-- Begin --
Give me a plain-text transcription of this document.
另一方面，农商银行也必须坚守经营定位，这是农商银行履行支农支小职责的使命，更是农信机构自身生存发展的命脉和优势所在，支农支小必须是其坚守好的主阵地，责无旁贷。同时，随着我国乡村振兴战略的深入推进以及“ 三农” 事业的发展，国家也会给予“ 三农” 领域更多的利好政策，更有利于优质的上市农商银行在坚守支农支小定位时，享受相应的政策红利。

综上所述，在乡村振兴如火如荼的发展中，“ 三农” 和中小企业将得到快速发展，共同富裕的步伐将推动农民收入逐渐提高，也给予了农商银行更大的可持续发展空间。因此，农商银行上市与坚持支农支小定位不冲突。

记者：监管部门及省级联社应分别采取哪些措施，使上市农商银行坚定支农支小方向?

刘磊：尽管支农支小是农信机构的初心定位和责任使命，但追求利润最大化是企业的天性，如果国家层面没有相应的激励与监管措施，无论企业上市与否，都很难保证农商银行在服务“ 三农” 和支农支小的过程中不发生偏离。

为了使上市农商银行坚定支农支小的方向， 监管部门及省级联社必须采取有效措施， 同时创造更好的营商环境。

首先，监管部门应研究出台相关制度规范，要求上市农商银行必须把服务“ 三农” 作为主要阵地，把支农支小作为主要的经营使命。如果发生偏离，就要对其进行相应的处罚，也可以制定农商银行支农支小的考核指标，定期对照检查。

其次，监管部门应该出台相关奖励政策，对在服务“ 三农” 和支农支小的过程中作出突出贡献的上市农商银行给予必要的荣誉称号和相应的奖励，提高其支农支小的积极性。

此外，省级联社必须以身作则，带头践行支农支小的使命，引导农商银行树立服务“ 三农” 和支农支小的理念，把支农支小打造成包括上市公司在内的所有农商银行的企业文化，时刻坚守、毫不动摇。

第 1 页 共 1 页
-- End --
-- Begin --
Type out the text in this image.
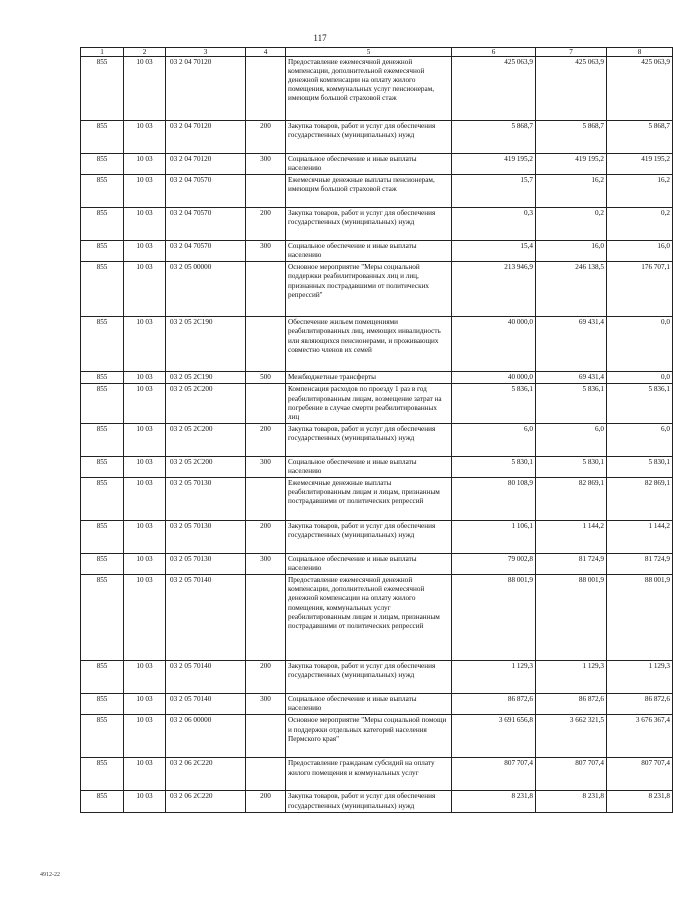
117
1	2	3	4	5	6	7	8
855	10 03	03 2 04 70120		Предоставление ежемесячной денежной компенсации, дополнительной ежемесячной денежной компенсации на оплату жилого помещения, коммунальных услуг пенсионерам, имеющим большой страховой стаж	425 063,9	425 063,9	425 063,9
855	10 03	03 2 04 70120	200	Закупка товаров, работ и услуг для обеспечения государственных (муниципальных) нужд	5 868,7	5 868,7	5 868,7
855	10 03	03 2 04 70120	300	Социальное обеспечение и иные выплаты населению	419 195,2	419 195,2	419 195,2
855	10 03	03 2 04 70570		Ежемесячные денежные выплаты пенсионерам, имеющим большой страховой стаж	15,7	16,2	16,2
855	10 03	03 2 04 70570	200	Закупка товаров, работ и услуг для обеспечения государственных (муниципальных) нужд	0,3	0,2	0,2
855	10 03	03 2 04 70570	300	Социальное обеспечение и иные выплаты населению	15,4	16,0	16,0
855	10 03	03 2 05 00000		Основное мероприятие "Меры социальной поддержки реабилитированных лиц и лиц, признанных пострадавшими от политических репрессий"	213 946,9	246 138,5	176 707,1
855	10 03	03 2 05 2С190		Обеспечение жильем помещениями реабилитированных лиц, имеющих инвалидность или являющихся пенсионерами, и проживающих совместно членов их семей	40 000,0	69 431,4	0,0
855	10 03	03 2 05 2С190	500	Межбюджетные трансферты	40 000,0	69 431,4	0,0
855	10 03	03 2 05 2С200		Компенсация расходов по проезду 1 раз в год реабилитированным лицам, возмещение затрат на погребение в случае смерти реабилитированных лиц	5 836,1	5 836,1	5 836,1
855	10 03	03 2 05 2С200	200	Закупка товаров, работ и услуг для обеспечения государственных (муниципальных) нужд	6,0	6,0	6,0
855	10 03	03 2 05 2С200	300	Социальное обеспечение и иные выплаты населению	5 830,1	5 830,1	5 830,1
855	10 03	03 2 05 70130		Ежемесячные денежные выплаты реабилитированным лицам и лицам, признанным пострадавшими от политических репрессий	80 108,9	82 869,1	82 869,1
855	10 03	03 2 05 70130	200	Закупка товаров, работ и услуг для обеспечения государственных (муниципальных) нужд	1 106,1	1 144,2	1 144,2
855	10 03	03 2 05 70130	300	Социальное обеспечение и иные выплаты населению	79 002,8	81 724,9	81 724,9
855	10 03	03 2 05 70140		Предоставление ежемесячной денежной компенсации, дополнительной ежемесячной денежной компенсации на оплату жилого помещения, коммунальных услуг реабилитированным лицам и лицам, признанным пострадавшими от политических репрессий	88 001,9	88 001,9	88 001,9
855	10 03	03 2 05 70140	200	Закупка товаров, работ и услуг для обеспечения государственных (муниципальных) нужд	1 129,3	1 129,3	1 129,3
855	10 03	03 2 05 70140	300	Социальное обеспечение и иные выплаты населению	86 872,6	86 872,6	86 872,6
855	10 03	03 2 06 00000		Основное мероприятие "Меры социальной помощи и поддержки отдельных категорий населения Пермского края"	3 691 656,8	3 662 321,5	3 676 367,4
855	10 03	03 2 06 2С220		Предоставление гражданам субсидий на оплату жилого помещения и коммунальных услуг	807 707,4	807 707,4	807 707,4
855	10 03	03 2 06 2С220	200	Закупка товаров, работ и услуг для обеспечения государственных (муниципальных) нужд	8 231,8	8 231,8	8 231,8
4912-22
-- End --
Instructions for the task: Gather all lines where the word "большой" appears.

Task output:
855	10 03	03 2 04 70120		Предоставление ежемесячной денежной компенсации, дополнительной ежемесячной денежной компенсации на оплату жилого помещения, коммунальных услуг пенсионерам, имеющим большой страховой стаж	425 063,9	425 063,9	425 063,9
855	10 03	03 2 04 70570		Ежемесячные денежные выплаты пенсионерам, имеющим большой страховой стаж	15,7	16,2	16,2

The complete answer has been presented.